__Texte__.
>>>

La chute d’un corps par la voix de Jean Echenoz
Non, ca n’a rien à voir avec les états d’âme d’une carte de visite (encore qu’il serait capable d’en faire une héroïne de roman). Ni avec un palace parisien et encore moins avec une ville du sud-ouest de l’Angleterre qui s’enorgueillit d’avoir vu naitre Cary Grant et Massive Attack (idem). En fait, Bristol (204 pages, 19 euros, éditions de Minuit) a partie liée avec un écrivain né en 1947 dans le Vaucluse, auteur depuis 1979 d’une vingtaine de livres maintes fois laurés et célébrés, du nom de Jean Echenoz. Le héros de son nouveau roman s’appelle, vous l’aurez deviné Robert Bristol.

<<<

__Consigne 1__. Reproduisez à l'identique le passage du texte sur le roman Bristol qui s'ouvre sur les mots contenant « La chute d’un » et se clôt sur « deviné Robert Bristol. ».
__Consigne 2__. D'après le texte sur le roman Bristol, comment s'appelle le héros du nouveau roman de Jean Echenoz ?
__Consigne 3__. Prolongez le texte sur le roman Bristol en rédigeant la suite à partir de sa dernière phrase.

__Données enregistrées__.
>>>

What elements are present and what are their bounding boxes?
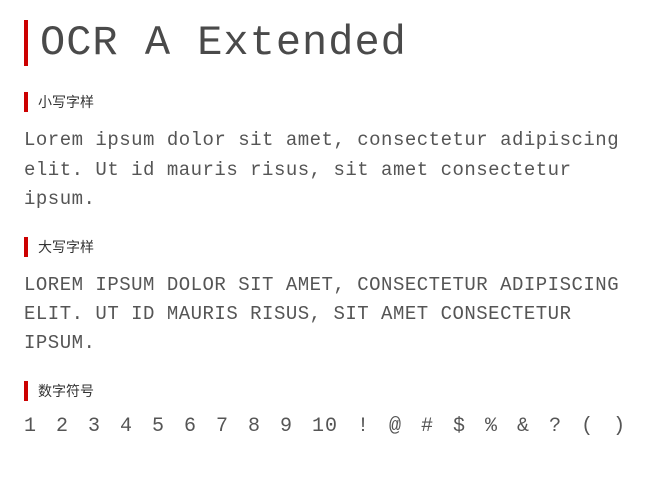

<<<

__Réponse 1__.
La chute d’un corps par la voix de Jean Echenoz
Non, ca n’a rien à voir avec les états d’âme d’une carte de visite (encore qu’il serait capable d’en faire une héroïne de roman). Ni avec un palace parisien et encore moins avec une ville du sud-ouest de l’Angleterre qui s’enorgueillit d’avoir vu naitre Cary Grant et Massive Attack (idem). En fait, Bristol (204 pages, 19 euros, éditions de Minuit) a partie liée avec un écrivain né en 1947 dans le Vaucluse, auteur depuis 1979 d’une vingtaine de livres maintes fois laurés et célébrés, du nom de Jean Echenoz. Le héros de son nouveau roman s’appelle, vous l’aurez deviné Robert Bristol.

__Réponse 2__. Il s'appelle Robert Bristol.

__Réponse 3__.
Dès les premières lignes, on comprend à qui on a affaire. Car enfin, vous et moi, lorsqu’on sort de l’immeuble où l’on vit et qu’un type tombe du cinquième étage pour s’écraser juste devant nous, on s’arrête et on regarde, d’autant qu’il est nu. Pas Robert Bristol qui poursuit son chemin par la rue des Eaux comme si de rien n’était avant d’emprunter le pont Bir-Hakeim et de rejoindre la rive gauche de la Seine. D’emblée on y est, à Paris bien sûr mais surtout dans un roman de Jean Echenoz. C’est ça, le grand art, le Graal d’un écrivain : être reconnu, identifié à la sonorité qui se dégage de la première page, sa propre voix, d’autant que plusieurs de ces livres ont déjà eu pour théâtre les artères propres, sages, cossues et agréablement haussmanniennes comprises entre Passy et le Trocadéro.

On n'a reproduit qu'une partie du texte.